Aim of the exercise ->
Would you restate all the data that follows, word for word?

+ + + +

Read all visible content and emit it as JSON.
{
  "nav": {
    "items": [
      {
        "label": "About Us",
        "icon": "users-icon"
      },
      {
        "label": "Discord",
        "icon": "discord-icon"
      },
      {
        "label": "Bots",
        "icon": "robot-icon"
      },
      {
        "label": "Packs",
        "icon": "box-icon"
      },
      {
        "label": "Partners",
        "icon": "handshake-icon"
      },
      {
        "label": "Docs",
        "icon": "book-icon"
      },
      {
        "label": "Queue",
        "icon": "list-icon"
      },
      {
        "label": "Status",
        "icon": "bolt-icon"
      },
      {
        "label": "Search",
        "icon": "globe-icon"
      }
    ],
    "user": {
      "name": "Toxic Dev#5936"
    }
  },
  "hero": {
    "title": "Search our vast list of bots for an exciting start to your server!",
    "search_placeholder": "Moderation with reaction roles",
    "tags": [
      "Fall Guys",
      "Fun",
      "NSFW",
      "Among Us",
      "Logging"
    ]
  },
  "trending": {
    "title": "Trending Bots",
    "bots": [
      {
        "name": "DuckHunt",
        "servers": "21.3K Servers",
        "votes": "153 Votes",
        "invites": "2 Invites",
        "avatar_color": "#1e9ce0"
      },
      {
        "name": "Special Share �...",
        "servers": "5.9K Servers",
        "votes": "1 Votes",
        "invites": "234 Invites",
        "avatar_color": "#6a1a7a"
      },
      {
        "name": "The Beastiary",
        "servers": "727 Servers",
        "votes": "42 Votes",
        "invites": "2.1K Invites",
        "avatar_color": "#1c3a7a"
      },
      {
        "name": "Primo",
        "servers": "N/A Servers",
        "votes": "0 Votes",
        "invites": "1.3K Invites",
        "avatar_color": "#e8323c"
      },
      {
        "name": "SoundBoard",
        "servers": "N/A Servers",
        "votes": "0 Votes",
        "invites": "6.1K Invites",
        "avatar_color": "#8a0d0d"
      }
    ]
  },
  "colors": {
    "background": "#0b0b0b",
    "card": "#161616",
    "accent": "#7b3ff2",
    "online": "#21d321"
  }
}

+ + + +

Written response ->
Read all visible content and emit it as JSON.
{
  "nav": {
    "items": [
      {
        "label": "About Us",
        "icon": "users-icon"
      },
      {
        "label": "Discord",
        "icon": "discord-icon"
      },
      {
        "label": "Bots",
        "icon": "robot-icon"
      },
      {
        "label": "Packs",
        "icon": "box-icon"
      },
      {
        "label": "Partners",
        "icon": "handshake-icon"
      },
      {
        "label": "Docs",
        "icon": "book-icon"
      },
      {
        "label": "Queue",
        "icon": "list-icon"
      },
      {
        "label": "Status",
        "icon": "bolt-icon"
      },
      {
        "label": "Search",
        "icon": "globe-icon"
      }
    ],
    "user": {
      "name": "Toxic Dev#5936"
    }
  },
  "hero": {
    "title": "Search our vast list of bots for an exciting start to your server!",
    "search_placeholder": "Moderation with reaction roles",
    "tags": [
      "Fall Guys",
      "Fun",
      "NSFW",
      "Among Us",
      "Logging"
    ]
  },
  "trending": {
    "title": "Trending Bots",
    "bots": [
      {
        "name": "DuckHunt",
        "servers": "21.3K Servers",
        "votes": "153 Votes",
        "invites": "2 Invites",
        "avatar_color": "#1e9ce0"
      },
      {
        "name": "Special Share �...",
        "servers": "5.9K Servers",
        "votes": "1 Votes",
        "invites": "234 Invites",
        "avatar_color": "#6a1a7a"
      },
      {
        "name": "The Beastiary",
        "servers": "727 Servers",
        "votes": "42 Votes",
        "invites": "2.1K Invites",
        "avatar_color": "#1c3a7a"
      },
      {
        "name": "Primo",
        "servers": "N/A Servers",
        "votes": "0 Votes",
        "invites": "1.3K Invites",
        "avatar_color": "#e8323c"
      },
      {
        "name": "SoundBoard",
        "servers": "N/A Servers",
        "votes": "0 Votes",
        "invites": "6.1K Invites",
        "avatar_color": "#8a0d0d"
      }
    ]
  },
  "colors": {
    "background": "#0b0b0b",
    "card": "#161616",
    "accent": "#7b3ff2",
    "online": "#21d321"
  }
}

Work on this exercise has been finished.